[start Supplied data]

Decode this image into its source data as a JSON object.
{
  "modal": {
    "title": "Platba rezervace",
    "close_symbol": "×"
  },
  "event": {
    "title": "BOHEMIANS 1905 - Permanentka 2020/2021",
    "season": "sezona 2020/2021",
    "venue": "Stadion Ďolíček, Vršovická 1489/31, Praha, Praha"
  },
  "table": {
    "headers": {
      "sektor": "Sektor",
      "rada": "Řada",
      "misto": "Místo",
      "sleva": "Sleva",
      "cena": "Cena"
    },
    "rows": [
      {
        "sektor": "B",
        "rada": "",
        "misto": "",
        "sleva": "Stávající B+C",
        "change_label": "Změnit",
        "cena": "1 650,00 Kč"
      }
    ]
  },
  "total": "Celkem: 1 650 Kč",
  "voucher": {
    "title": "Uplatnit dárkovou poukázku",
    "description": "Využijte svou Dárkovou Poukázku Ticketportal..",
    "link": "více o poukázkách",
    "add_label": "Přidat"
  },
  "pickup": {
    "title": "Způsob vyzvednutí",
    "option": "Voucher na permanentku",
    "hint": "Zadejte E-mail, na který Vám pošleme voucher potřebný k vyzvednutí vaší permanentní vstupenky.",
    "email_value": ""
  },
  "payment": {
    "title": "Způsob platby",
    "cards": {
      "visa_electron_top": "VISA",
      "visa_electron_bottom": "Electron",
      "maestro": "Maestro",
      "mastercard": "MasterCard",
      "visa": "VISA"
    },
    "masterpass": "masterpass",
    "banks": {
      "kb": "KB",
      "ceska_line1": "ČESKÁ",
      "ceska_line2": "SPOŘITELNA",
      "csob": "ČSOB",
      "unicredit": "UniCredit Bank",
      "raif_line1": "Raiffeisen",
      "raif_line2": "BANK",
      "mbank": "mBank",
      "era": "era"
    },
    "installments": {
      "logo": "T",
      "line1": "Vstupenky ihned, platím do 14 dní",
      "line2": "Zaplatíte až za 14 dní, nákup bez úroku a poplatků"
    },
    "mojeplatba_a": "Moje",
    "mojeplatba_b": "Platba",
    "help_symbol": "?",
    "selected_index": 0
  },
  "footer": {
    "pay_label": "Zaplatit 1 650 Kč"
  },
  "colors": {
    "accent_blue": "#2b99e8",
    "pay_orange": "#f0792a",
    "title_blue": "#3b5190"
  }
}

[end Supplied data]

- What you need to do
Please repeat all the records above exactly as they appear.

- Correct answer
Decode this image into its source data as a JSON object.
{
  "modal": {
    "title": "Platba rezervace",
    "close_symbol": "×"
  },
  "event": {
    "title": "BOHEMIANS 1905 - Permanentka 2020/2021",
    "season": "sezona 2020/2021",
    "venue": "Stadion Ďolíček, Vršovická 1489/31, Praha, Praha"
  },
  "table": {
    "headers": {
      "sektor": "Sektor",
      "rada": "Řada",
      "misto": "Místo",
      "sleva": "Sleva",
      "cena": "Cena"
    },
    "rows": [
      {
        "sektor": "B",
        "rada": "",
        "misto": "",
        "sleva": "Stávající B+C",
        "change_label": "Změnit",
        "cena": "1 650,00 Kč"
      }
    ]
  },
  "total": "Celkem: 1 650 Kč",
  "voucher": {
    "title": "Uplatnit dárkovou poukázku",
    "description": "Využijte svou Dárkovou Poukázku Ticketportal..",
    "link": "více o poukázkách",
    "add_label": "Přidat"
  },
  "pickup": {
    "title": "Způsob vyzvednutí",
    "option": "Voucher na permanentku",
    "hint": "Zadejte E-mail, na který Vám pošleme voucher potřebný k vyzvednutí vaší permanentní vstupenky.",
    "email_value": ""
  },
  "payment": {
    "title": "Způsob platby",
    "cards": {
      "visa_electron_top": "VISA",
      "visa_electron_bottom": "Electron",
      "maestro": "Maestro",
      "mastercard": "MasterCard",
      "visa": "VISA"
    },
    "masterpass": "masterpass",
    "banks": {
      "kb": "KB",
      "ceska_line1": "ČESKÁ",
      "ceska_line2": "SPOŘITELNA",
      "csob": "ČSOB",
      "unicredit": "UniCredit Bank",
      "raif_line1": "Raiffeisen",
      "raif_line2": "BANK",
      "mbank": "mBank",
      "era": "era"
    },
    "installments": {
      "logo": "T",
      "line1": "Vstupenky ihned, platím do 14 dní",
      "line2": "Zaplatíte až za 14 dní, nákup bez úroku a poplatků"
    },
    "mojeplatba_a": "Moje",
    "mojeplatba_b": "Platba",
    "help_symbol": "?",
    "selected_index": 0
  },
  "footer": {
    "pay_label": "Zaplatit 1 650 Kč"
  },
  "colors": {
    "accent_blue": "#2b99e8",
    "pay_orange": "#f0792a",
    "title_blue": "#3b5190"
  }
}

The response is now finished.